- _The exercise_:
Sort through the entries below and pull out lines containing the word "graissages".

====================

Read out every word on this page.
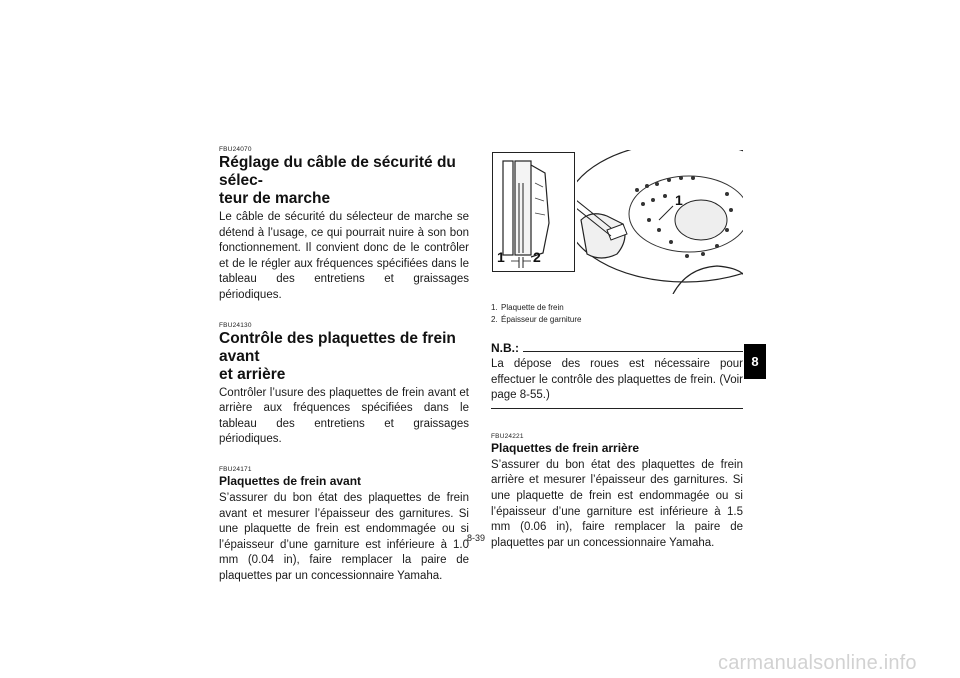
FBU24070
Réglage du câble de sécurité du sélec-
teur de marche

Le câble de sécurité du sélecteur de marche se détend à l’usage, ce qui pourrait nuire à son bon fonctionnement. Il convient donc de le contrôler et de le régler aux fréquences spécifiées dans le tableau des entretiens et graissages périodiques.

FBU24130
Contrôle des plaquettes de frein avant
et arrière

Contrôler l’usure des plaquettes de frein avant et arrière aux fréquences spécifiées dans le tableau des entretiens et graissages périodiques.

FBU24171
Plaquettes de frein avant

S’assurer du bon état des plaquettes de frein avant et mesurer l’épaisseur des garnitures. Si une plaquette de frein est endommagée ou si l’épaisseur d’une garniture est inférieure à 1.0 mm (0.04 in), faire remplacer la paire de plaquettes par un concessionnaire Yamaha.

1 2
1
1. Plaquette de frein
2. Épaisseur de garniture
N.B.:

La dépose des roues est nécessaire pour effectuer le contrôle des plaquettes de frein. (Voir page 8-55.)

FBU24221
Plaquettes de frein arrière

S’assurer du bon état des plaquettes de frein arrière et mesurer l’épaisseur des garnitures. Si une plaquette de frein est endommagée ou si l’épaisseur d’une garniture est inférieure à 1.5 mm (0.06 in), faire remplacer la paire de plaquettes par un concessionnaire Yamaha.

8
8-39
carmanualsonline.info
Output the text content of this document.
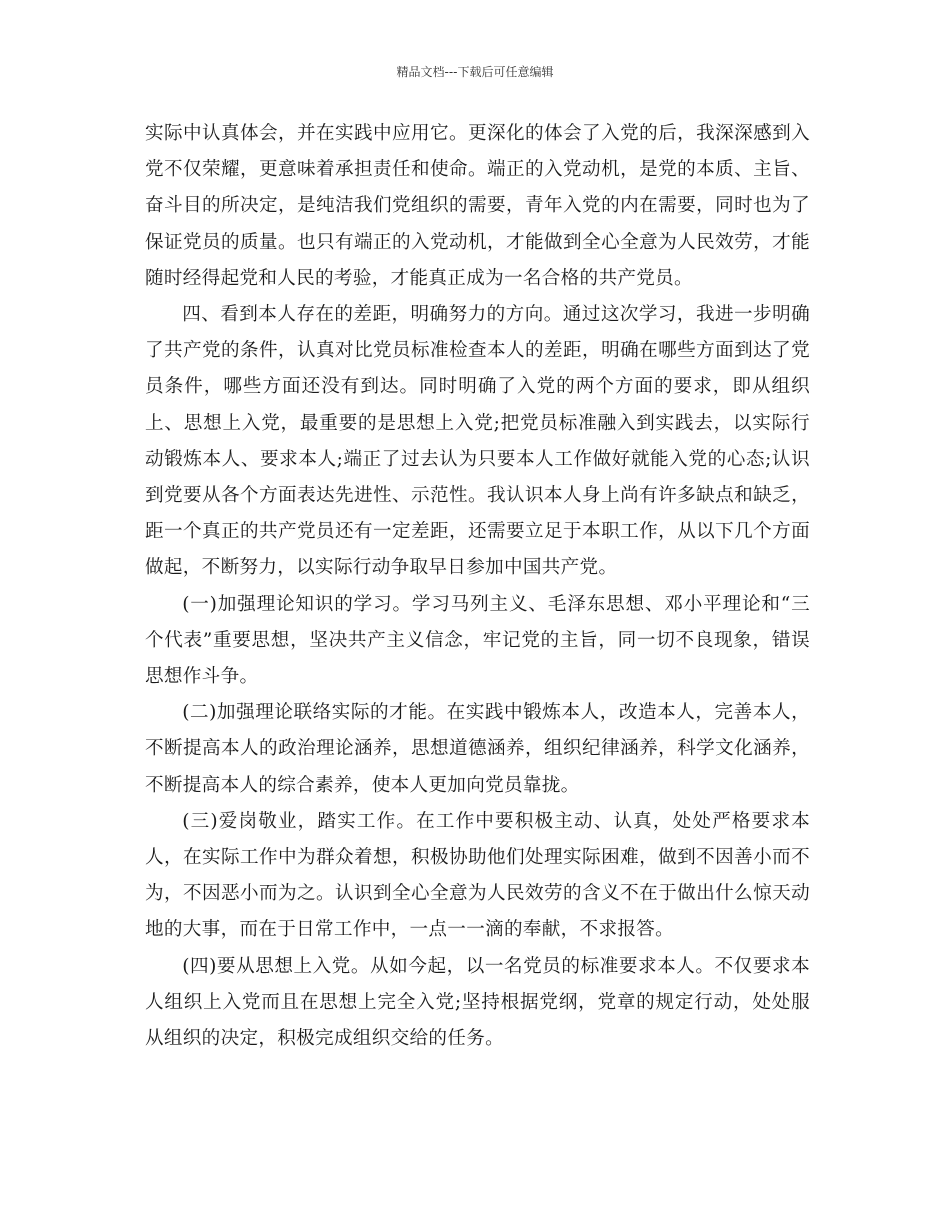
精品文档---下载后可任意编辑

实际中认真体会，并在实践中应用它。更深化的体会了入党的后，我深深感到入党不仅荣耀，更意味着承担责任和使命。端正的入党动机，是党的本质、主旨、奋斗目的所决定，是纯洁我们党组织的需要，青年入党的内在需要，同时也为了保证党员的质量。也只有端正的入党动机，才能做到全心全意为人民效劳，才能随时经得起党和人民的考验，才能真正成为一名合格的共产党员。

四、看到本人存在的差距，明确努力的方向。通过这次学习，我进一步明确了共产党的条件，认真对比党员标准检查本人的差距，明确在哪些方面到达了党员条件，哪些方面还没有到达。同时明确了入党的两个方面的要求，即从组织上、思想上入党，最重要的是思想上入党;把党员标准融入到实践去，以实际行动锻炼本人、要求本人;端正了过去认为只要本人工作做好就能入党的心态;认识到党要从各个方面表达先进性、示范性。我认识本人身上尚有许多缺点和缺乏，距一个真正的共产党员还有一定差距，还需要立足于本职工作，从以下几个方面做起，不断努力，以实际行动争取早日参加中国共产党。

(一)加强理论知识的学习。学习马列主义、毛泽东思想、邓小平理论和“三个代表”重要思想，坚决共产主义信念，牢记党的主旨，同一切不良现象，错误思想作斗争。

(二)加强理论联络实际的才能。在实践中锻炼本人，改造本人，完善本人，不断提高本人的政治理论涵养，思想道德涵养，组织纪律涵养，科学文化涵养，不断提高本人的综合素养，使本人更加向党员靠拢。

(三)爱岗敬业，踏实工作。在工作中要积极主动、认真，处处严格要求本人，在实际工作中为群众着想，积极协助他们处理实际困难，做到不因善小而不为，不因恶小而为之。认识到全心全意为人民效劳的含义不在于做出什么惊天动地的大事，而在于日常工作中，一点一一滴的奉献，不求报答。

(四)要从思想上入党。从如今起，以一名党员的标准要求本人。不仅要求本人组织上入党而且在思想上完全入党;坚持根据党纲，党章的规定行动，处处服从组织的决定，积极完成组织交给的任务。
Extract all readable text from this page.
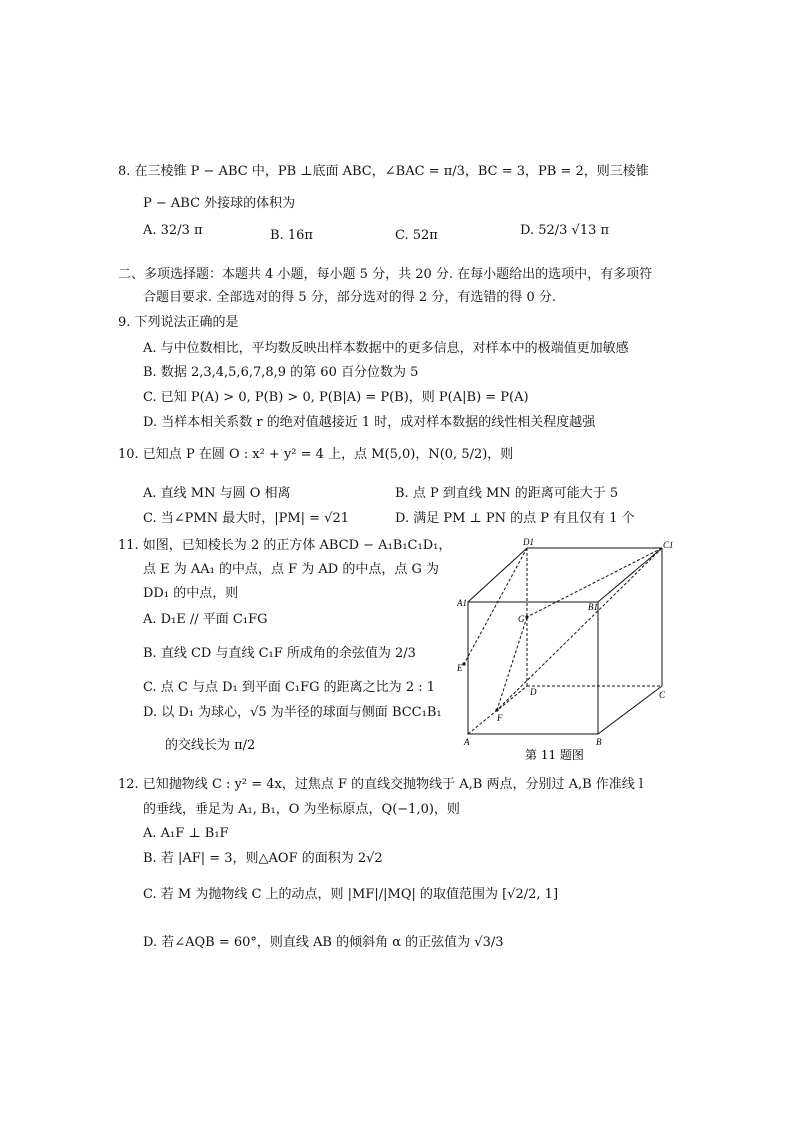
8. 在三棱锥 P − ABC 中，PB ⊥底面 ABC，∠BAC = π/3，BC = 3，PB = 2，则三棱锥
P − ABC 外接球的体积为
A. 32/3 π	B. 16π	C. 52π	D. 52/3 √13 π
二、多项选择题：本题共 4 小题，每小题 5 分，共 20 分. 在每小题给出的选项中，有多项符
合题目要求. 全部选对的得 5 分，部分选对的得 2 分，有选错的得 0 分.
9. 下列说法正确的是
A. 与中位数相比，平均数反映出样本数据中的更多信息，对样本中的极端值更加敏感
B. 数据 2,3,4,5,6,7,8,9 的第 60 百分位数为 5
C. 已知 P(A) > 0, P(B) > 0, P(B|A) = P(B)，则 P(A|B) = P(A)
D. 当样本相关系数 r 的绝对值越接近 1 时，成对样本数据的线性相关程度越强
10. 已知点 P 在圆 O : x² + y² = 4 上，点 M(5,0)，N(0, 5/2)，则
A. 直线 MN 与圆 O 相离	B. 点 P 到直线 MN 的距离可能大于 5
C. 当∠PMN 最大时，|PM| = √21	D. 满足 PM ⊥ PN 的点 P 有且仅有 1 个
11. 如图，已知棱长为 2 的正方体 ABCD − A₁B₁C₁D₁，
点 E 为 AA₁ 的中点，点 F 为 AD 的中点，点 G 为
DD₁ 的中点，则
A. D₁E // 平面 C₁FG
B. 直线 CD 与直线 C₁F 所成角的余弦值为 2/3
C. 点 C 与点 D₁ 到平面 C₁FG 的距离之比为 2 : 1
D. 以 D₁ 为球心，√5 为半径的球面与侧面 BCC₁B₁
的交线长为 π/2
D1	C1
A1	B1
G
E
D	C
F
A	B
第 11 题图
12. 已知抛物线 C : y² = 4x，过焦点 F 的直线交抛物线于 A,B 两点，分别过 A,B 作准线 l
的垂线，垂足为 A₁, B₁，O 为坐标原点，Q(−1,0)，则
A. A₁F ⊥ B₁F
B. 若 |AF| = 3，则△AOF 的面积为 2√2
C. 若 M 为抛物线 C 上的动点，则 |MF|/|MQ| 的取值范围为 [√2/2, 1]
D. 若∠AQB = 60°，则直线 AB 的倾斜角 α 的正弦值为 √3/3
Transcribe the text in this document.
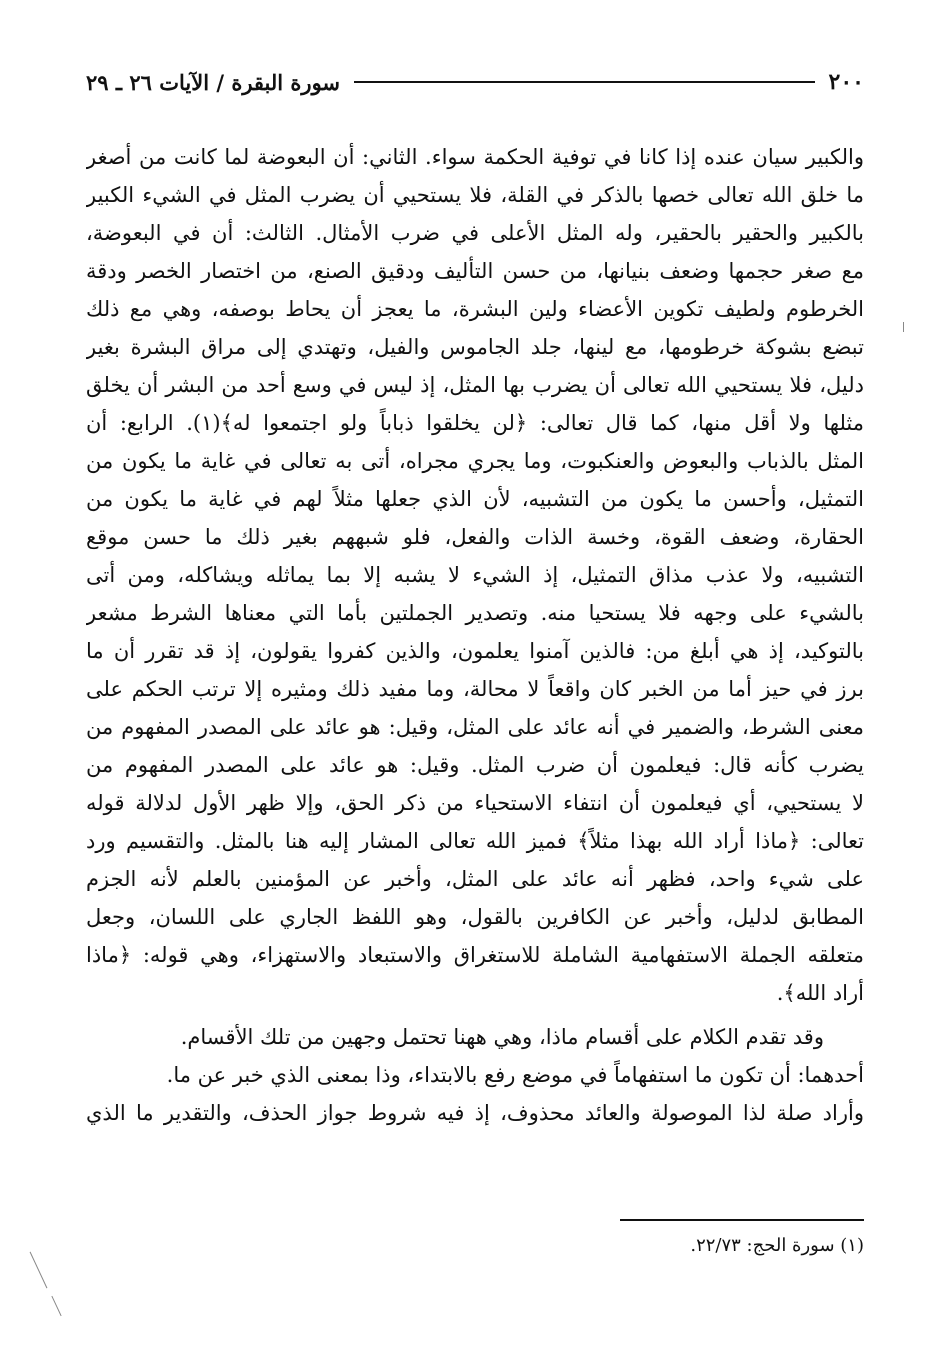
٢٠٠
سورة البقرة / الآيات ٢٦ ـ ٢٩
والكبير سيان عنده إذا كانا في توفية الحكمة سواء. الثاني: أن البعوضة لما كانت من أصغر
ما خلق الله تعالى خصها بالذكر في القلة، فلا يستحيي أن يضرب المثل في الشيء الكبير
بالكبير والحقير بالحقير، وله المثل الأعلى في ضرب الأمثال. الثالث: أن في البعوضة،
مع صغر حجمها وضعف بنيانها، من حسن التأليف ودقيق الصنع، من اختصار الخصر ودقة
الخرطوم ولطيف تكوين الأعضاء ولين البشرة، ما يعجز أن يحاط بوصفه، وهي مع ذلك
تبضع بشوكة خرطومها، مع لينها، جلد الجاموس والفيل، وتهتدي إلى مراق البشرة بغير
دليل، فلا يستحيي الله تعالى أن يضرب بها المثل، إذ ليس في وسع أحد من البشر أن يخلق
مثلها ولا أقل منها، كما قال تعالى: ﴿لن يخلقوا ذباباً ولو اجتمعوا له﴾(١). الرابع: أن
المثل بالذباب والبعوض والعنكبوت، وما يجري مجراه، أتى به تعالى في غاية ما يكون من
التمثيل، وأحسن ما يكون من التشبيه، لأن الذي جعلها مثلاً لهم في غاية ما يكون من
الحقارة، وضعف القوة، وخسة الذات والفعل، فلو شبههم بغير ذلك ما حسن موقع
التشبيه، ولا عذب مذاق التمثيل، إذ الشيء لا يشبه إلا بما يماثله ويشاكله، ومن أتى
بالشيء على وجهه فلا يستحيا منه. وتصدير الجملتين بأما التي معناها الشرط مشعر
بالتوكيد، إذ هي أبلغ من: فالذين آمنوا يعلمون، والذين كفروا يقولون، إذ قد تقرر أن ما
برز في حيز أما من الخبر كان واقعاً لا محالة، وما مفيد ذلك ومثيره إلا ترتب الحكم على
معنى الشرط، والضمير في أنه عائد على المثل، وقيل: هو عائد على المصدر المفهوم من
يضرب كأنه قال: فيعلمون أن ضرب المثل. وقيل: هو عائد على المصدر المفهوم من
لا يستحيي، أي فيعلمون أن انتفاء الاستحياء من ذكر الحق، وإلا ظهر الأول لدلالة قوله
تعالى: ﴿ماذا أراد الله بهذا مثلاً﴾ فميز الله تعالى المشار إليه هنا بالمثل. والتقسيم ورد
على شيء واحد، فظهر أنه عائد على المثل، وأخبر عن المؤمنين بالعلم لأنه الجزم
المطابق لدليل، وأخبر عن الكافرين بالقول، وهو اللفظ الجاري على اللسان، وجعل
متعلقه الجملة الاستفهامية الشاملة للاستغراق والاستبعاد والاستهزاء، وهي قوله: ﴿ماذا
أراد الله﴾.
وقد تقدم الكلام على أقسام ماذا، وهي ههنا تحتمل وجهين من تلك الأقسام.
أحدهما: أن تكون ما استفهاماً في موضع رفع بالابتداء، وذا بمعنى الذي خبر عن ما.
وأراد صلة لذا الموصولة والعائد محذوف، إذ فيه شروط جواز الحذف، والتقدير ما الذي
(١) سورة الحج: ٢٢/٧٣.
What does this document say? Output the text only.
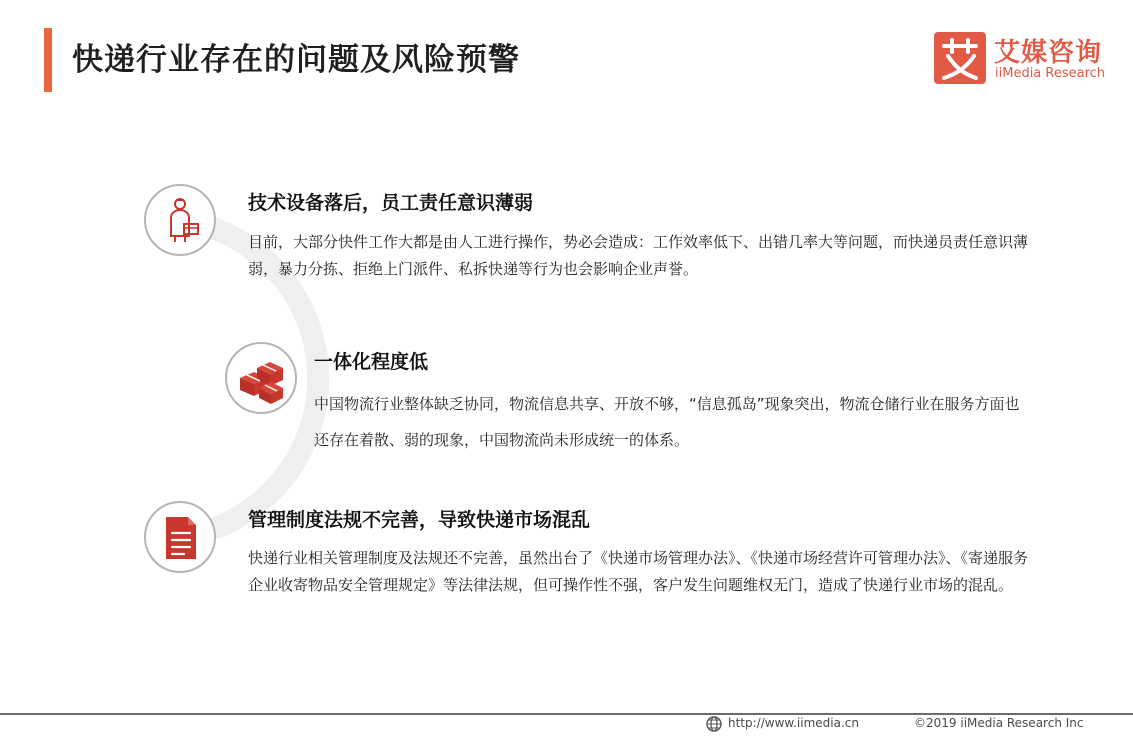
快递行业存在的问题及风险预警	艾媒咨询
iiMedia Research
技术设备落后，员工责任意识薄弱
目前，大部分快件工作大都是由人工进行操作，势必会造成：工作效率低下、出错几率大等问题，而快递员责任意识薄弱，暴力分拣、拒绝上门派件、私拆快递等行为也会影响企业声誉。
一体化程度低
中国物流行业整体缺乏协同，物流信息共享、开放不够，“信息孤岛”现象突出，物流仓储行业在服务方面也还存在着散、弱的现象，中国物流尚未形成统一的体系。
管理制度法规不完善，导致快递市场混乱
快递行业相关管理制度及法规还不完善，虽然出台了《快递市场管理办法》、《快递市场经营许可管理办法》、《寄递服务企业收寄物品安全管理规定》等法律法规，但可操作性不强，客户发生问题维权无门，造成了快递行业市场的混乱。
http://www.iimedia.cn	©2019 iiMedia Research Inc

====================

- _Solved exercise_:
Le câble de sécurité du sélecteur de marche se détend à l’usage, ce qui pourrait nuire à son bon fonctionnement. Il convient donc de le contrôler et de le régler aux fréquences spécifiées dans le tableau des entretiens et graissages périodiques.
Contrôler l’usure des plaquettes de frein avant et arrière aux fréquences spécifiées dans le tableau des entretiens et graissages périodiques.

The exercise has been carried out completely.